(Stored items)
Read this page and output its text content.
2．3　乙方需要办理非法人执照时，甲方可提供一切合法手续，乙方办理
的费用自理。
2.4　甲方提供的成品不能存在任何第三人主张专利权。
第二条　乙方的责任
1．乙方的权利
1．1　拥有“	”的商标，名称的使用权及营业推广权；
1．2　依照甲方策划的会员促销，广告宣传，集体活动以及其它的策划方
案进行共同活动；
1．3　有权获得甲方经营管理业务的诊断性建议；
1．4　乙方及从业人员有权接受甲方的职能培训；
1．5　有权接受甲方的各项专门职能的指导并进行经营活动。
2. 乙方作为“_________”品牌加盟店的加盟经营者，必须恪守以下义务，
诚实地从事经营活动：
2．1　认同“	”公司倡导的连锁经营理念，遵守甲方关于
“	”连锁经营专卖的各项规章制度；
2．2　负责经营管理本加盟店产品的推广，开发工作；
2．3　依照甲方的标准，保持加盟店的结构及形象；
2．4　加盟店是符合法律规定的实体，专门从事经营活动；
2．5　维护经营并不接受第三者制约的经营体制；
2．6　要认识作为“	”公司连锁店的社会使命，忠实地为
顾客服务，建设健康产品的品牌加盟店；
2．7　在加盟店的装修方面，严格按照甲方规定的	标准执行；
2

** Goal of the exercise **
Take the lines above and retype all of them exactly.

** Exercise result **
Read this page and output its text content.
2．3　乙方需要办理非法人执照时，甲方可提供一切合法手续，乙方办理
的费用自理。
2.4　甲方提供的成品不能存在任何第三人主张专利权。
第二条　乙方的责任
1．乙方的权利
1．1　拥有“	”的商标，名称的使用权及营业推广权；
1．2　依照甲方策划的会员促销，广告宣传，集体活动以及其它的策划方
案进行共同活动；
1．3　有权获得甲方经营管理业务的诊断性建议；
1．4　乙方及从业人员有权接受甲方的职能培训；
1．5　有权接受甲方的各项专门职能的指导并进行经营活动。
2. 乙方作为“_________”品牌加盟店的加盟经营者，必须恪守以下义务，
诚实地从事经营活动：
2．1　认同“	”公司倡导的连锁经营理念，遵守甲方关于
“	”连锁经营专卖的各项规章制度；
2．2　负责经营管理本加盟店产品的推广，开发工作；
2．3　依照甲方的标准，保持加盟店的结构及形象；
2．4　加盟店是符合法律规定的实体，专门从事经营活动；
2．5　维护经营并不接受第三者制约的经营体制；
2．6　要认识作为“	”公司连锁店的社会使命，忠实地为
顾客服务，建设健康产品的品牌加盟店；
2．7　在加盟店的装修方面，严格按照甲方规定的	标准执行；
2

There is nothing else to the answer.